:: INPUT ROWS ::

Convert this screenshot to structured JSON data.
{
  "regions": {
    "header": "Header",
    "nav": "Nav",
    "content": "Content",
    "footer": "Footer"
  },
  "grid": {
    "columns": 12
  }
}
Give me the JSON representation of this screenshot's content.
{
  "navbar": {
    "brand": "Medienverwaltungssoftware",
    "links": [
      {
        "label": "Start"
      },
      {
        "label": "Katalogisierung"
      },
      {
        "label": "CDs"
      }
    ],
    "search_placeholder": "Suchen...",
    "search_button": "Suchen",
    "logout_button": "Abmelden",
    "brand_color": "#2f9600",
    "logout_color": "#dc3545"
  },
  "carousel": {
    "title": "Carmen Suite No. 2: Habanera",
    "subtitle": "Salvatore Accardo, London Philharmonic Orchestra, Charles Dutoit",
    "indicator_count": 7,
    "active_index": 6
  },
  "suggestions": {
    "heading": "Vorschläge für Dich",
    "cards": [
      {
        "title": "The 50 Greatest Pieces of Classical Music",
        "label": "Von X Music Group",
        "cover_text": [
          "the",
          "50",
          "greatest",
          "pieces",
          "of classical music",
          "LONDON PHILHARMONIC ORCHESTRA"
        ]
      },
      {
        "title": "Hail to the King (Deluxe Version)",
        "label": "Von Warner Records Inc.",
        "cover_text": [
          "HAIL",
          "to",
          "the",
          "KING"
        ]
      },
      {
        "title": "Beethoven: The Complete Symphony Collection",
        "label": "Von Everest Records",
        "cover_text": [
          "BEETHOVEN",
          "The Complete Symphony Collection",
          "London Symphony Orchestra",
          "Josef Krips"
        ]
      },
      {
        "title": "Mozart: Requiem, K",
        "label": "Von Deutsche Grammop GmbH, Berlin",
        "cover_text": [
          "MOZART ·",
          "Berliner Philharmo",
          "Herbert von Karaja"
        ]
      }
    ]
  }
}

:::

(PROBLEM): Could you reproduce every record above exactly as it appears?

(THE OUTPUT):
Convert this screenshot to structured JSON data.
{
  "regions": {
    "header": "Header",
    "nav": "Nav",
    "content": "Content",
    "footer": "Footer"
  },
  "grid": {
    "columns": 12
  }
}
Give me the JSON representation of this screenshot's content.
{
  "navbar": {
    "brand": "Medienverwaltungssoftware",
    "links": [
      {
        "label": "Start"
      },
      {
        "label": "Katalogisierung"
      },
      {
        "label": "CDs"
      }
    ],
    "search_placeholder": "Suchen...",
    "search_button": "Suchen",
    "logout_button": "Abmelden",
    "brand_color": "#2f9600",
    "logout_color": "#dc3545"
  },
  "carousel": {
    "title": "Carmen Suite No. 2: Habanera",
    "subtitle": "Salvatore Accardo, London Philharmonic Orchestra, Charles Dutoit",
    "indicator_count": 7,
    "active_index": 6
  },
  "suggestions": {
    "heading": "Vorschläge für Dich",
    "cards": [
      {
        "title": "The 50 Greatest Pieces of Classical Music",
        "label": "Von X Music Group",
        "cover_text": [
          "the",
          "50",
          "greatest",
          "pieces",
          "of classical music",
          "LONDON PHILHARMONIC ORCHESTRA"
        ]
      },
      {
        "title": "Hail to the King (Deluxe Version)",
        "label": "Von Warner Records Inc.",
        "cover_text": [
          "HAIL",
          "to",
          "the",
          "KING"
        ]
      },
      {
        "title": "Beethoven: The Complete Symphony Collection",
        "label": "Von Everest Records",
        "cover_text": [
          "BEETHOVEN",
          "The Complete Symphony Collection",
          "London Symphony Orchestra",
          "Josef Krips"
        ]
      },
      {
        "title": "Mozart: Requiem, K",
        "label": "Von Deutsche Grammop GmbH, Berlin",
        "cover_text": [
          "MOZART ·",
          "Berliner Philharmo",
          "Herbert von Karaja"
        ]
      }
    ]
  }
}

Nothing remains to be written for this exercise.